● REQUIRED WORK:
Select lines where the word "long" appears.

● SOURCE MATERIAL:
========

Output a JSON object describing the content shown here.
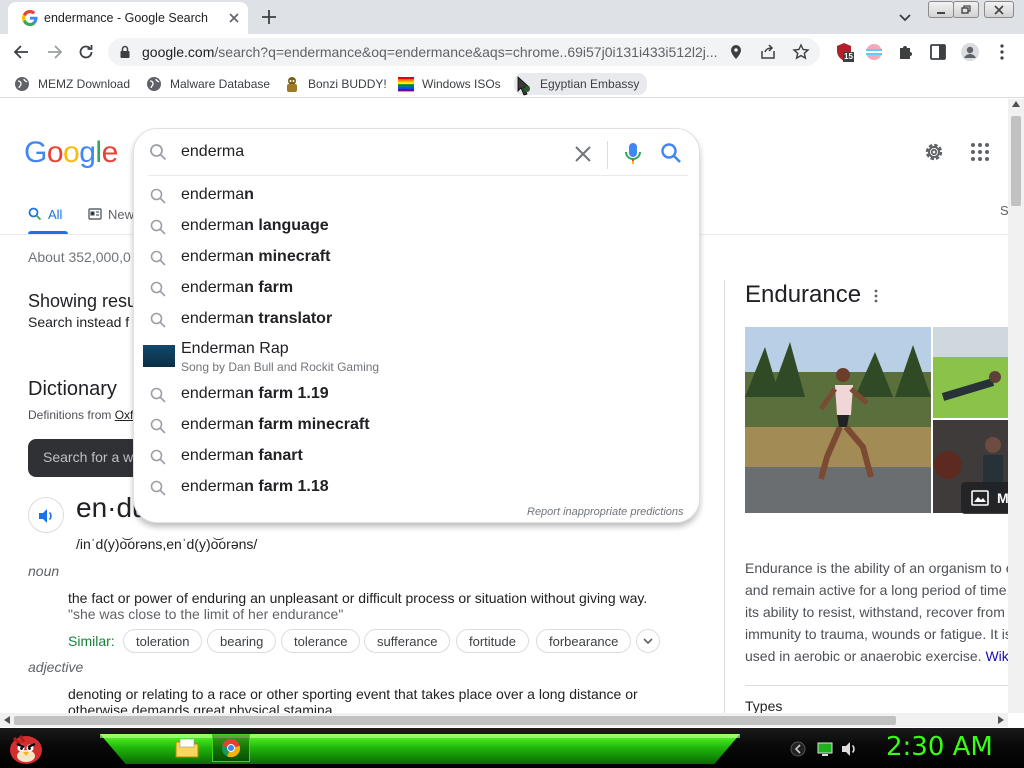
{
  "tab": {
    "title": "endermance - Google Search"
  },
  "toolbar": {
    "url_host": "google.com",
    "url_path": "/search?q=endermance&oq=endermance&aqs=chrome..69i57j0i131i433i512l2j...",
    "extension_badge": "15"
  },
  "bookmarks": [
    {
      "label": "MEMZ Download",
      "icon": "globe-icon"
    },
    {
      "label": "Malware Database",
      "icon": "globe-icon"
    },
    {
      "label": "Bonzi BUDDY!",
      "icon": "bonzi-icon"
    },
    {
      "label": "Windows ISOs",
      "icon": "rainbow-flag-icon"
    },
    {
      "label": "Egyptian Embassy",
      "icon": "cursor-icon"
    }
  ],
  "search": {
    "query": "enderma",
    "report": "Report inappropriate predictions",
    "suggestions": [
      {
        "prefix": "enderma",
        "bold": "n"
      },
      {
        "prefix": "enderma",
        "bold": "n language"
      },
      {
        "prefix": "enderma",
        "bold": "n minecraft"
      },
      {
        "prefix": "enderma",
        "bold": "n farm"
      },
      {
        "prefix": "enderma",
        "bold": "n translator"
      },
      {
        "prefix": "enderma",
        "bold": "n farm 1.19"
      },
      {
        "prefix": "enderma",
        "bold": "n farm minecraft"
      },
      {
        "prefix": "enderma",
        "bold": "n fanart"
      },
      {
        "prefix": "enderma",
        "bold": "n farm 1.18"
      }
    ],
    "rich_suggestion": {
      "title": "Enderman Rap",
      "subtitle": "Song by Dan Bull and Rockit Gaming"
    }
  },
  "results": {
    "tab_all": "All",
    "tab_news": "New",
    "tab_right": "S",
    "stats": "About 352,000,0",
    "showing": "Showing resu",
    "instead": "Search instead f",
    "dictionary": "Dictionary",
    "defs_from_prefix": "Definitions from ",
    "defs_from_link": "Oxf",
    "dict_search_placeholder": "Search for a w",
    "headword": "en·du",
    "pronunciation": "/inˈd(y)o͝orəns,enˈd(y)o͝orəns/",
    "noun": "noun",
    "def1": "the fact or power of enduring an unpleasant or difficult process or situation without giving way.",
    "ex1": "\"she was close to the limit of her endurance\"",
    "similar_label": "Similar:",
    "similar": [
      "toleration",
      "bearing",
      "tolerance",
      "sufferance",
      "fortitude",
      "forbearance"
    ],
    "adjective": "adjective",
    "def2": "denoting or relating to a race or other sporting event that takes place over a long distance or",
    "def2b": "otherwise demands great physical stamina"
  },
  "knowledge_panel": {
    "title": "Endurance",
    "more_images": "M",
    "desc_lines": [
      "Endurance is the ability of an organism to e",
      "and remain active for a long period of time,",
      "its ability to resist, withstand, recover from",
      "immunity to trauma, wounds or fatigue. It is"
    ],
    "desc_last": "used in aerobic or anaerobic exercise. ",
    "wiki": "Wiki",
    "types": "Types"
  },
  "taskbar": {
    "clock": "2:30 AM"
  },
  "colors": {
    "accent": "#1a73e8",
    "clock": "#39ff14",
    "taskbar_glow": "#1fb80b"
  }
}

========

● TASK SOLUTION:
    "def2": "denoting or relating to a race or other sporting event that takes place over a long distance or",
      "and remain active for a long period of time,",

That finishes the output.